* [WHAT NEEDS TO BE DONE]:
Write every line out verbatim and omit the pictures.

* [DATA SHOWN]:
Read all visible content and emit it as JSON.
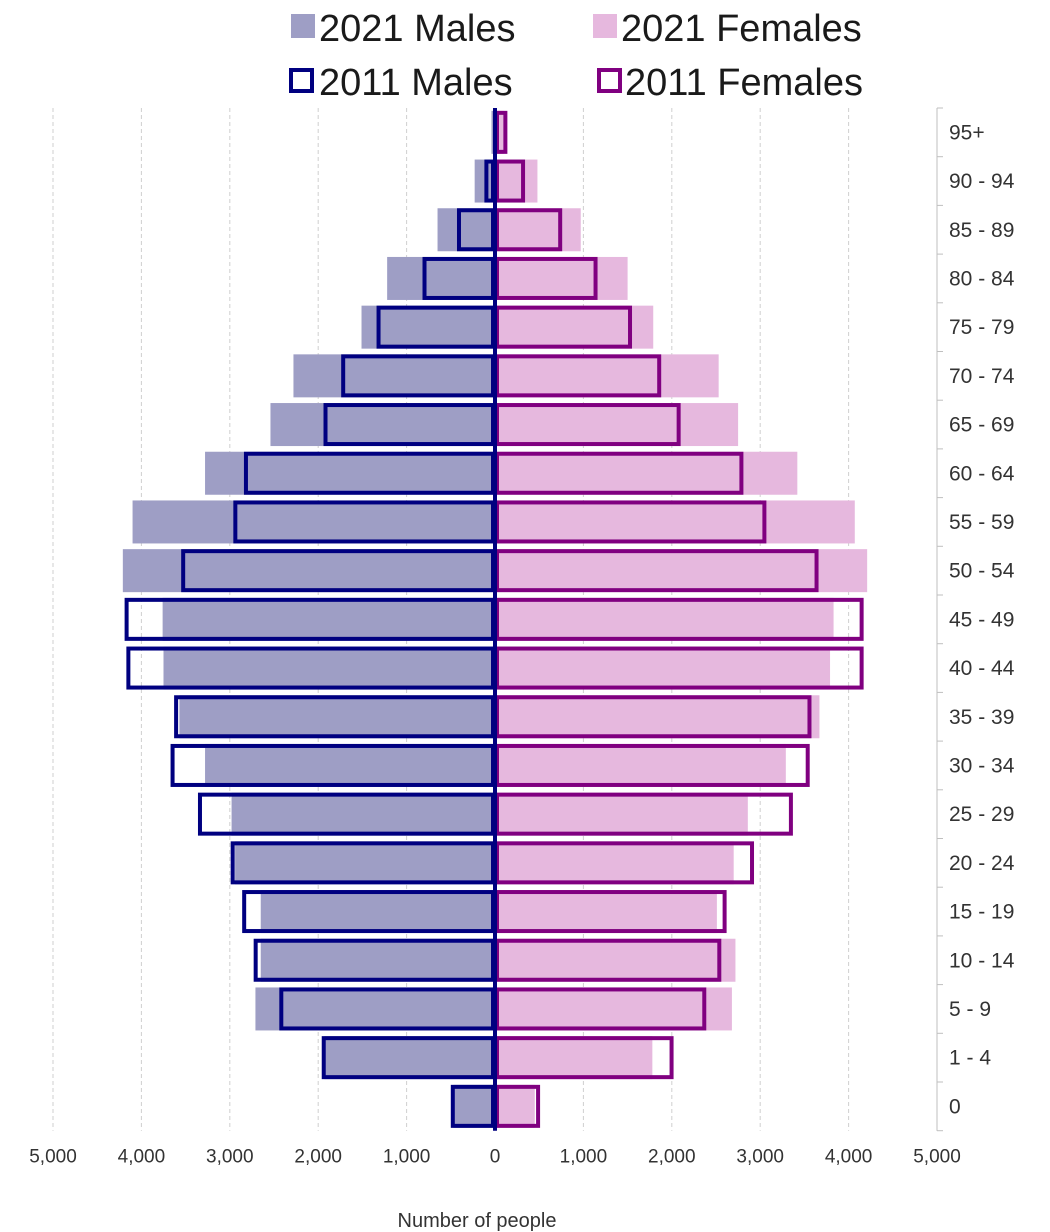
{
  "chart_data": {
    "type": "bar",
    "orientation": "horizontal-pyramid",
    "categories": [
      "95+",
      "90 - 94",
      "85 - 89",
      "80 - 84",
      "75 - 79",
      "70 - 74",
      "65 - 69",
      "60 - 64",
      "55 - 59",
      "50 - 54",
      "45 - 49",
      "40 - 44",
      "35 - 39",
      "30 - 34",
      "25 - 29",
      "20 - 24",
      "15 - 19",
      "10 - 14",
      "5 - 9",
      "1 - 4",
      "0"
    ],
    "series": [
      {
        "name": "2021 Males",
        "side": "left",
        "style": "filled",
        "color": "#9e9ec5",
        "values": [
          40,
          230,
          650,
          1220,
          1510,
          2280,
          2540,
          3280,
          4100,
          4210,
          3760,
          3750,
          3570,
          3280,
          2980,
          2940,
          2650,
          2650,
          2710,
          1930,
          470
        ]
      },
      {
        "name": "2021 Females",
        "side": "right",
        "style": "filled",
        "color": "#e6b8de",
        "values": [
          100,
          480,
          970,
          1500,
          1790,
          2530,
          2750,
          3420,
          4070,
          4210,
          3830,
          3790,
          3670,
          3290,
          2860,
          2700,
          2510,
          2720,
          2680,
          1780,
          450
        ]
      },
      {
        "name": "2011 Males",
        "side": "left",
        "style": "outline",
        "color": "#000080",
        "values": [
          40,
          120,
          430,
          820,
          1340,
          1740,
          1940,
          2840,
          2960,
          3550,
          4190,
          4170,
          3630,
          3670,
          3360,
          2990,
          2860,
          2730,
          2440,
          1960,
          500
        ]
      },
      {
        "name": "2011 Females",
        "side": "right",
        "style": "outline",
        "color": "#800080",
        "values": [
          140,
          340,
          760,
          1160,
          1550,
          1880,
          2100,
          2810,
          3070,
          3660,
          4170,
          4170,
          3580,
          3560,
          3370,
          2930,
          2620,
          2560,
          2390,
          2020,
          510
        ]
      }
    ],
    "xlim": [
      -5000,
      5000
    ],
    "xticks": [
      "5,000",
      "4,000",
      "3,000",
      "2,000",
      "1,000",
      "0",
      "1,000",
      "2,000",
      "3,000",
      "4,000",
      "5,000"
    ],
    "xlabel": "Number of people",
    "ylabel": "",
    "grid": "vertical-dashed",
    "legend": "top"
  }
}
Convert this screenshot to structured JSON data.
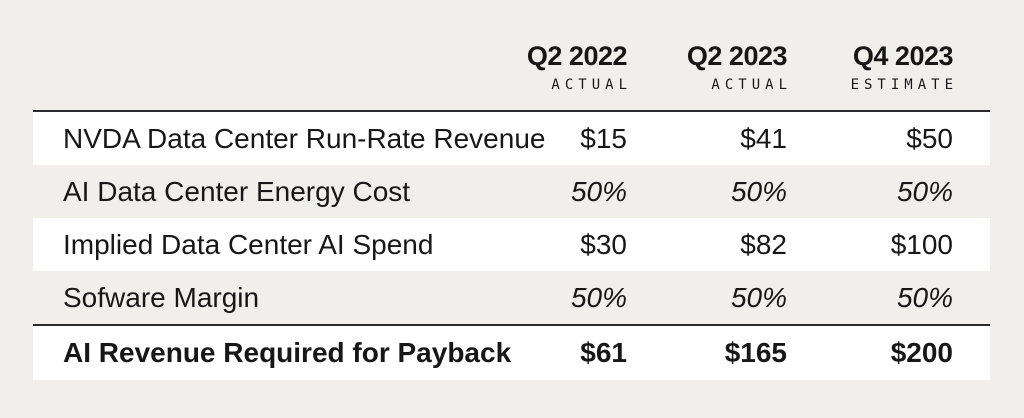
{
  "table": {
    "columns": [
      {
        "period": "Q2 2022",
        "sub": "ACTUAL"
      },
      {
        "period": "Q2 2023",
        "sub": "ACTUAL"
      },
      {
        "period": "Q4 2023",
        "sub": "ESTIMATE"
      }
    ],
    "rows": [
      {
        "label": "NVDA Data Center Run-Rate Revenue",
        "values": [
          "$15",
          "$41",
          "$50"
        ],
        "style": "normal"
      },
      {
        "label": "AI Data Center Energy Cost",
        "values": [
          "50%",
          "50%",
          "50%"
        ],
        "style": "italic"
      },
      {
        "label": "Implied Data Center AI Spend",
        "values": [
          "$30",
          "$82",
          "$100"
        ],
        "style": "normal"
      },
      {
        "label": "Sofware Margin",
        "values": [
          "50%",
          "50%",
          "50%"
        ],
        "style": "italic"
      },
      {
        "label": "AI Revenue Required for Payback",
        "values": [
          "$61",
          "$165",
          "$200"
        ],
        "style": "total"
      }
    ],
    "colors": {
      "background": "#f1efeb",
      "row_white": "#ffffff",
      "text": "#171717",
      "rule": "#2b2b2b"
    }
  }
}
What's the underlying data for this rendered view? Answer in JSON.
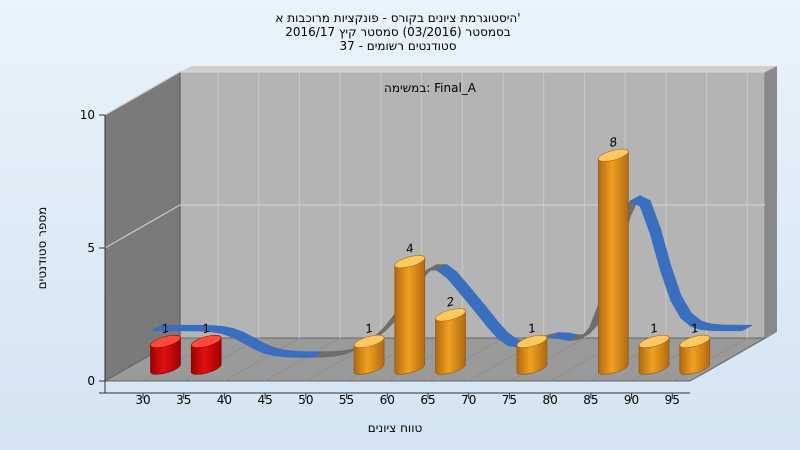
{
  "chart_data": {
    "type": "bar",
    "title_lines": [
      "היסטוגרמת ציונים בקורס - פונקציות מרוכבות א'",
      "בסמסטר  (03/2016)  סמסטר קיץ 2016/17",
      "סטודנטים רשומים - 37"
    ],
    "inner_label": "במשימה: Final_A",
    "xlabel": "טווח ציונים",
    "ylabel": "מספר סטודנטים",
    "ylim": [
      0,
      10
    ],
    "yticks": [
      0,
      5,
      10
    ],
    "categories": [
      "30",
      "35",
      "40",
      "45",
      "50",
      "55",
      "60",
      "65",
      "70",
      "75",
      "80",
      "85",
      "90",
      "95"
    ],
    "values": [
      1,
      1,
      0,
      0,
      0,
      1,
      4,
      2,
      0,
      1,
      0,
      8,
      1,
      1
    ],
    "failing_categories": [
      "30",
      "35"
    ],
    "grid": true,
    "colors": {
      "failing": "#e01010",
      "passing": "#f0a020",
      "curve_front": "#3a6fc0",
      "curve_back": "#6e6e6e",
      "back_wall": "#b4b4b4",
      "side_wall": "#7a7a7a",
      "floor": "#9a9a9a"
    }
  }
}
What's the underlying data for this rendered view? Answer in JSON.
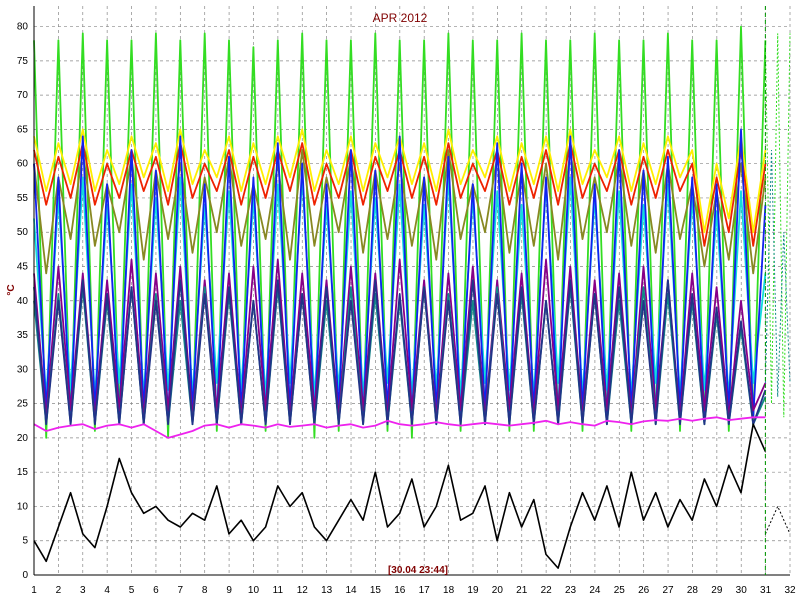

* [FINAL RESULT]:
Read all visible content and emit it as JSON.
{
  "chart_data": {
    "type": "bar",
    "orientation": "horizontal-pyramid",
    "categories": [
      "95+",
      "90 - 94",
      "85 - 89",
      "80 - 84",
      "75 - 79",
      "70 - 74",
      "65 - 69",
      "60 - 64",
      "55 - 59",
      "50 - 54",
      "45 - 49",
      "40 - 44",
      "35 - 39",
      "30 - 34",
      "25 - 29",
      "20 - 24",
      "15 - 19",
      "10 - 14",
      "5 - 9",
      "1 - 4",
      "0"
    ],
    "series": [
      {
        "name": "2021 Males",
        "side": "left",
        "style": "filled",
        "color": "#9e9ec5",
        "values": [
          40,
          230,
          650,
          1220,
          1510,
          2280,
          2540,
          3280,
          4100,
          4210,
          3760,
          3750,
          3570,
          3280,
          2980,
          2940,
          2650,
          2650,
          2710,
          1930,
          470
        ]
      },
      {
        "name": "2021 Females",
        "side": "right",
        "style": "filled",
        "color": "#e6b8de",
        "values": [
          100,
          480,
          970,
          1500,
          1790,
          2530,
          2750,
          3420,
          4070,
          4210,
          3830,
          3790,
          3670,
          3290,
          2860,
          2700,
          2510,
          2720,
          2680,
          1780,
          450
        ]
      },
      {
        "name": "2011 Males",
        "side": "left",
        "style": "outline",
        "color": "#000080",
        "values": [
          40,
          120,
          430,
          820,
          1340,
          1740,
          1940,
          2840,
          2960,
          3550,
          4190,
          4170,
          3630,
          3670,
          3360,
          2990,
          2860,
          2730,
          2440,
          1960,
          500
        ]
      },
      {
        "name": "2011 Females",
        "side": "right",
        "style": "outline",
        "color": "#800080",
        "values": [
          140,
          340,
          760,
          1160,
          1550,
          1880,
          2100,
          2810,
          3070,
          3660,
          4170,
          4170,
          3580,
          3560,
          3370,
          2930,
          2620,
          2560,
          2390,
          2020,
          510
        ]
      }
    ],
    "xlim": [
      -5000,
      5000
    ],
    "xticks": [
      "5,000",
      "4,000",
      "3,000",
      "2,000",
      "1,000",
      "0",
      "1,000",
      "2,000",
      "3,000",
      "4,000",
      "5,000"
    ],
    "xlabel": "Number of people",
    "ylabel": "",
    "grid": "vertical-dashed",
    "legend": "top"
  }
}
Convert this screenshot to structured JSON data.
{
  "table": {
    "columns": [
      {
        "period": "Q2 2022",
        "sub": "ACTUAL"
      },
      {
        "period": "Q2 2023",
        "sub": "ACTUAL"
      },
      {
        "period": "Q4 2023",
        "sub": "ESTIMATE"
      }
    ],
    "rows": [
      {
        "label": "NVDA Data Center Run-Rate Revenue",
        "values": [
          "$15",
          "$41",
          "$50"
        ],
        "style": "normal"
      },
      {
        "label": "AI Data Center Energy Cost",
        "values": [
          "50%",
          "50%",
          "50%"
        ],
        "style": "italic"
      },
      {
        "label": "Implied Data Center AI Spend",
        "values": [
          "$30",
          "$82",
          "$100"
        ],
        "style": "normal"
      },
      {
        "label": "Sofware Margin",
        "values": [
          "50%",
          "50%",
          "50%"
        ],
        "style": "italic"
      },
      {
        "label": "AI Revenue Required for Payback",
        "values": [
          "$61",
          "$165",
          "$200"
        ],
        "style": "total"
      }
    ],
    "colors": {
      "background": "#f1efeb",
      "row_white": "#ffffff",
      "text": "#171717",
      "rule": "#2b2b2b"
    }
  }
}
What's the underlying data for this rendered view? Answer in JSON.
{
  "chart_data": {
    "type": "bar",
    "title_lines": [
      "היסטוגרמת ציונים בקורס - פונקציות מרוכבות א'",
      "בסמסטר  (03/2016)  סמסטר קיץ 2016/17",
      "סטודנטים רשומים - 37"
    ],
    "inner_label": "במשימה: Final_A",
    "xlabel": "טווח ציונים",
    "ylabel": "מספר סטודנטים",
    "ylim": [
      0,
      10
    ],
    "yticks": [
      0,
      5,
      10
    ],
    "categories": [
      "30",
      "35",
      "40",
      "45",
      "50",
      "55",
      "60",
      "65",
      "70",
      "75",
      "80",
      "85",
      "90",
      "95"
    ],
    "values": [
      1,
      1,
      0,
      0,
      0,
      1,
      4,
      2,
      0,
      1,
      0,
      8,
      1,
      1
    ],
    "failing_categories": [
      "30",
      "35"
    ],
    "grid": true,
    "colors": {
      "failing": "#e01010",
      "passing": "#f0a020",
      "curve_front": "#3a6fc0",
      "curve_back": "#6e6e6e",
      "back_wall": "#b4b4b4",
      "side_wall": "#7a7a7a",
      "floor": "#9a9a9a"
    }
  }
}
What's the underlying data for this rendered view? Answer in JSON.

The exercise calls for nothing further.